Suite à quelques demandes, je vous propose de vous raconter l'histoire de ma partie de ce dimanche de nationale. Je n'ai toujours pas de logiciel d'échecs : mes estimations et analyses sont certainement critiquables mais je pense que pour la plupart des joueurs amateurs comme moi, le plaisir des échecs est plus dans le récit du combat que dans la quête de la vérité ! Au final, j'ai réussi à gagner une partie spectaculaire, d'une belle unité que je n'ai pas saisie dans l'instant. J'ai joué tous mes coups soit par provocation soit par intuition car je n'arrivais pas à calculer tous les développements possibles, mais dans tous les cas j'ai fait preuve d'imagination !
1. d4 d5
2. Cf3 Cc6?!
Pour tenter l'adversaire de rentrer dans mon ouverture favorite, la Tchigorine, en jouant 3. c4.
A part ça, ce n'est sans doute pas un coup particulièrement recommandable.
3. b3?!
Mon adversaire veut sortir des sentiers battus, ce qui n'est jamais pour me déplaire. Mais le sens de cet innovation est clair : les blancs vont bétonner sur 3 rangées et comptent développer leur position à très long terme
3. ... Ff5
L'alternative est Fg4, mais je ne voulais pas vouer ce fou à s'échanger
Ce sont surtout des considérations psychologiques qui m'ont amené à jouer cette fantaisie. Je suis bien au fait de la solidité de ce système pour avoir vu souffrir mon ancien coéquipier Serge pendant toute une saison de N3 où ses adversaires semblaient s'être donné le mot pour le lui jouer. Je me suis dit qu'il fallait de toute urgence tirer mon adversaire du confort que procure la séquence éprouvée g3/Fg2/Cbd2/0-0/Te1/e4. En général, j'essaye de pousser e5 mais le placement précoce du Fb2 m'en dissuade déjà. En fait, je ne voyais encore aucune disposition de pièces qui me permettrait d'obtenir un avantage si mon adversaire se contentait de ne rien faire. Je me suis donc dit qu'il fallait jouer sur le mental en donnant l'impression à mon adversaire qu'il était nécessaire d'accélérer le tempo naturel de cette partie. Et quoi de mieux pour instiller le doute qu'une menace en un coup inhabituelle contre une position réputée inébranlable ? Je me suis ensuite convaincu que ce coup était fondé positionnellement : obliger le cavalier à venir en a3 l'éloigne durablement des cases e4 et d5 où se développe habituellement la pression des blancs. e4 sera bien plus difficilement réalisable et c4 perdra en force s'il n'est pas appuyé par un Cc3. De plus, le Cb4 libère le pion c sans perte de temps, corrigeant ainsi un des défauts de mon deuxième coup.
_ _ _
(Consignes)
1. Recopiez fidèlement le passage du récit de la partie d'échecs qui débute aux mots « Suite à quelques » et s'achève après les mots « jouant 3. c4. ».
2. Poursuivez le récit de la partie d'échecs au-delà de sa dernière phrase.

(Données recueillies)
_ _ _
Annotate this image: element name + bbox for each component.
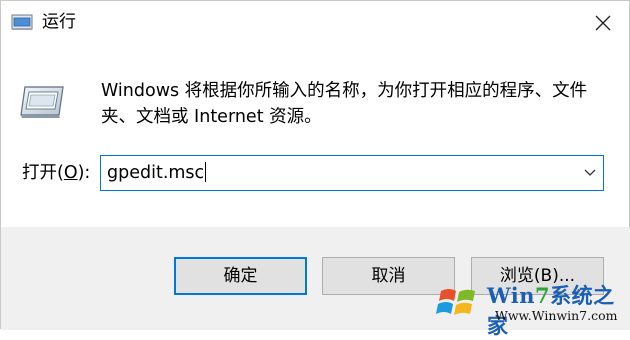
_ _ _
(Corrigé)
1.
Suite à quelques demandes, je vous propose de vous raconter l'histoire de ma partie de ce dimanche de nationale. Je n'ai toujours pas de logiciel d'échecs : mes estimations et analyses sont certainement critiquables mais je pense que pour la plupart des joueurs amateurs comme moi, le plaisir des échecs est plus dans le récit du combat que dans la quête de la vérité ! Au final, j'ai réussi à gagner une partie spectaculaire, d'une belle unité que je n'ai pas saisie dans l'instant. J'ai joué tous mes coups soit par provocation soit par intuition car je n'arrivais pas à calculer tous les développements possibles, mais dans tous les cas j'ai fait preuve d'imagination !
1. d4 d5
2. Cf3 Cc6?!
Pour tenter l'adversaire de rentrer dans mon ouverture favorite, la Tchigorine, en jouant 3. c4.

2.
5. Ca3 a5!?
La suite (psycho-)logique du coup précédent. Je n'y avais pas pensé en jouant Cb4. Quand l'idée m'est venue, j'ai été immédiatement séduit puisque ce coup crée une nouvelle menace, à savoir a4 suivi de axb3, Txa3! et Cc2+ . De plus, je lui ai trouvé un attrait stratégique puisqu'il mettait un coup d'arrêt très anticipé à une expansion blanche à l'aile dame par b4. Ainsi, à ce niveau de la partie, les coups clés de l'ouverture blanche, à savoir e4,c4 et b4 ont été déjà rendus difficiles sans que j'ai eu à répondre à l'épineuse question du développement de mon aile-roi (fianchetto?). Et j'ai créé une menace donc toutes les conditions sont réunies pour donner à mon adversaire le sentiment que la partie lui échappe déjà et qu'il faut réagir. Je ne peux prétendre être sûr de la justesse de ces histoires que je me suis racontées devant l'échiquier mais le fait est qu'il a joué
6. Ch4 ?!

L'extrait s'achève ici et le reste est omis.